Exercise instructions:
Please repeat all of the material below word for word, leaving out the pictures.

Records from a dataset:
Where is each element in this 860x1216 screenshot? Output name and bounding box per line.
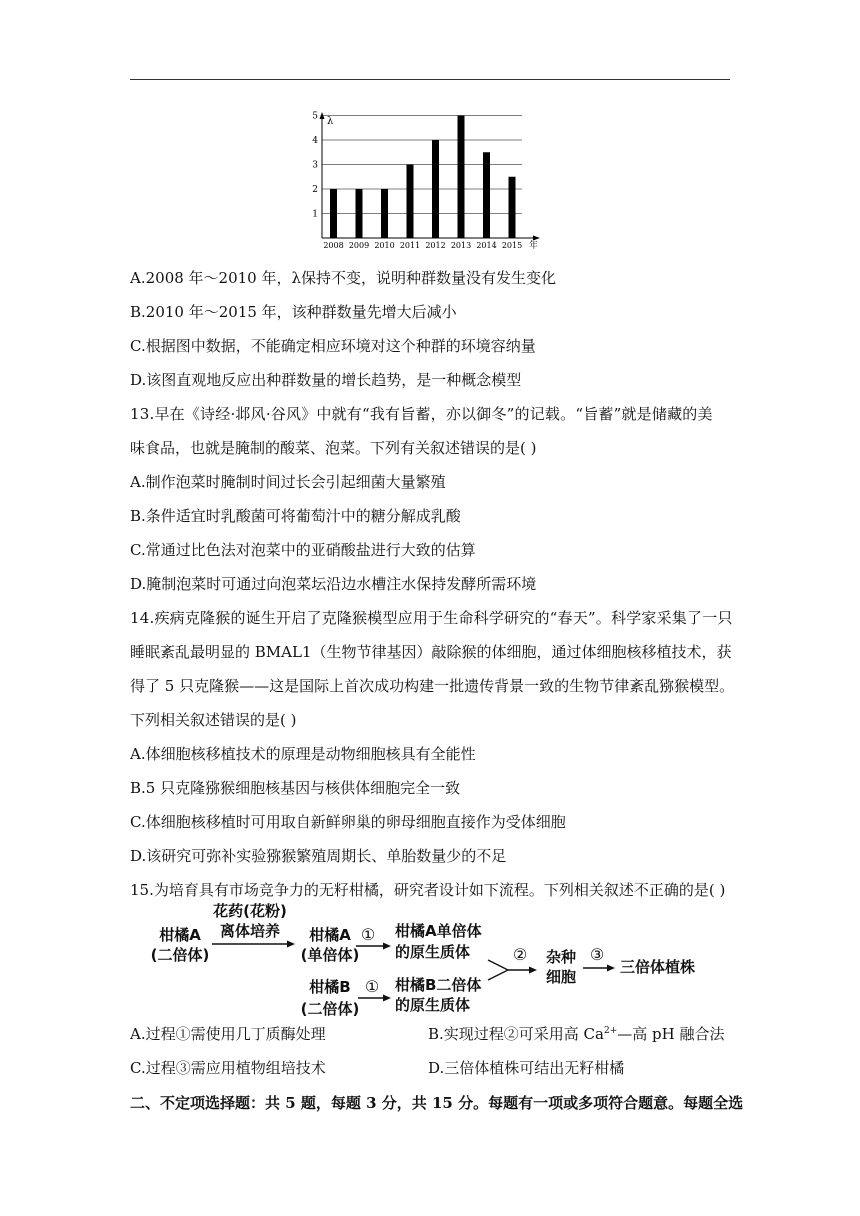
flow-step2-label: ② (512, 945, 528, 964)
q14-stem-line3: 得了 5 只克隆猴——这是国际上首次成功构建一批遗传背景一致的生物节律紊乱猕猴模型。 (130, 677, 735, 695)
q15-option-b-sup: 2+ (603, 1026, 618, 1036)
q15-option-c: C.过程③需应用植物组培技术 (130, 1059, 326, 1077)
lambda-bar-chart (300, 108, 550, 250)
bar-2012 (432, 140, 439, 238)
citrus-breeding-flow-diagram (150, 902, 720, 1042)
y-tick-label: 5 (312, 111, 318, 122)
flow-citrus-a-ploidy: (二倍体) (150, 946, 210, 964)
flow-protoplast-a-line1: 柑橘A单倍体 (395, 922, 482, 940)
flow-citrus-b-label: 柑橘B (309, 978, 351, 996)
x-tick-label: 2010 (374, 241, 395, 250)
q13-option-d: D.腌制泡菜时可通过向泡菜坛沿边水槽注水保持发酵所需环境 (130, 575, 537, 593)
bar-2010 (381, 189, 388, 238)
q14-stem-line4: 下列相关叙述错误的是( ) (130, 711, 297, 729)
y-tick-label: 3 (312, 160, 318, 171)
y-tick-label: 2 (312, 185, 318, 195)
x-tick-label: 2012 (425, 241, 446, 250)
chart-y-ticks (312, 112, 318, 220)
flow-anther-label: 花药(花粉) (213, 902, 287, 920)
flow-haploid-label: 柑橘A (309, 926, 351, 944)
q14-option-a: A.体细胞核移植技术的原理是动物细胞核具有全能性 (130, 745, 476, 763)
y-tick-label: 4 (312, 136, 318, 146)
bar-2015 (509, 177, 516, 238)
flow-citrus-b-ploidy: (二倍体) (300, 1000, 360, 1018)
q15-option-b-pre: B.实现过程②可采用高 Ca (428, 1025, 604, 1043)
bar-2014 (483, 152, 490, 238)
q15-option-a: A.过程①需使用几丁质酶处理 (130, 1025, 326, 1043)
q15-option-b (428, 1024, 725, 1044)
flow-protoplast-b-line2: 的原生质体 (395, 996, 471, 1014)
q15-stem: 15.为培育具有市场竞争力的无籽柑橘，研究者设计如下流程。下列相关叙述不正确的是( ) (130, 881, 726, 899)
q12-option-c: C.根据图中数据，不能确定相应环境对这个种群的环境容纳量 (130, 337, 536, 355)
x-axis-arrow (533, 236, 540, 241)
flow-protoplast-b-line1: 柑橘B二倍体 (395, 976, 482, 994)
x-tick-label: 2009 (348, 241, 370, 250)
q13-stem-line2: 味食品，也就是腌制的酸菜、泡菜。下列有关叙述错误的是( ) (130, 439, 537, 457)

Solution for this task:
Where is each element in this 860x1216 screenshot? Output name and bounding box per line.
flow-step2-label: ② (512, 945, 528, 964)
q14-stem-line3: 得了 5 只克隆猴——这是国际上首次成功构建一批遗传背景一致的生物节律紊乱猕猴模型。 (130, 677, 735, 695)
q15-option-b-sup: 2+ (603, 1026, 618, 1036)
q15-option-c: C.过程③需应用植物组培技术 (130, 1059, 326, 1077)
lambda-bar-chart (300, 108, 550, 250)
bar-2012 (432, 140, 439, 238)
citrus-breeding-flow-diagram (150, 902, 720, 1042)
y-tick-label: 5 (312, 111, 318, 122)
flow-citrus-a-ploidy: (二倍体) (150, 946, 210, 964)
flow-protoplast-a-line1: 柑橘A单倍体 (395, 922, 482, 940)
flow-citrus-b-label: 柑橘B (309, 978, 351, 996)
x-tick-label: 2010 (374, 241, 395, 250)
q13-option-d: D.腌制泡菜时可通过向泡菜坛沿边水槽注水保持发酵所需环境 (130, 575, 537, 593)
bar-2010 (381, 189, 388, 238)
q14-stem-line4: 下列相关叙述错误的是( ) (130, 711, 297, 729)
y-tick-label: 3 (312, 160, 318, 171)
y-tick-label: 2 (312, 185, 318, 195)
x-tick-label: 2012 (425, 241, 446, 250)
chart-y-ticks (312, 112, 318, 220)
flow-anther-label: 花药(花粉) (213, 902, 287, 920)
flow-haploid-label: 柑橘A (309, 926, 351, 944)
q14-option-a: A.体细胞核移植技术的原理是动物细胞核具有全能性 (130, 745, 476, 763)
y-tick-label: 4 (312, 136, 318, 146)
bar-2015 (509, 177, 516, 238)
flow-citrus-b-ploidy: (二倍体) (300, 1000, 360, 1018)
q15-option-b-pre: B.实现过程②可采用高 Ca (428, 1025, 604, 1043)
bar-2014 (483, 152, 490, 238)
q15-option-a: A.过程①需使用几丁质酶处理 (130, 1025, 326, 1043)
q15-option-b (428, 1024, 725, 1044)
flow-protoplast-b-line2: 的原生质体 (395, 996, 471, 1014)
q15-stem: 15.为培育具有市场竞争力的无籽柑橘，研究者设计如下流程。下列相关叙述不正确的是( ) (130, 881, 726, 899)
q12-option-c: C.根据图中数据，不能确定相应环境对这个种群的环境容纳量 (130, 337, 536, 355)
x-axis-arrow (533, 236, 540, 241)
flow-protoplast-b-line1: 柑橘B二倍体 (395, 976, 482, 994)
x-tick-label: 2009 (348, 241, 370, 250)
q13-stem-line2: 味食品，也就是腌制的酸菜、泡菜。下列有关叙述错误的是( ) (130, 439, 537, 457)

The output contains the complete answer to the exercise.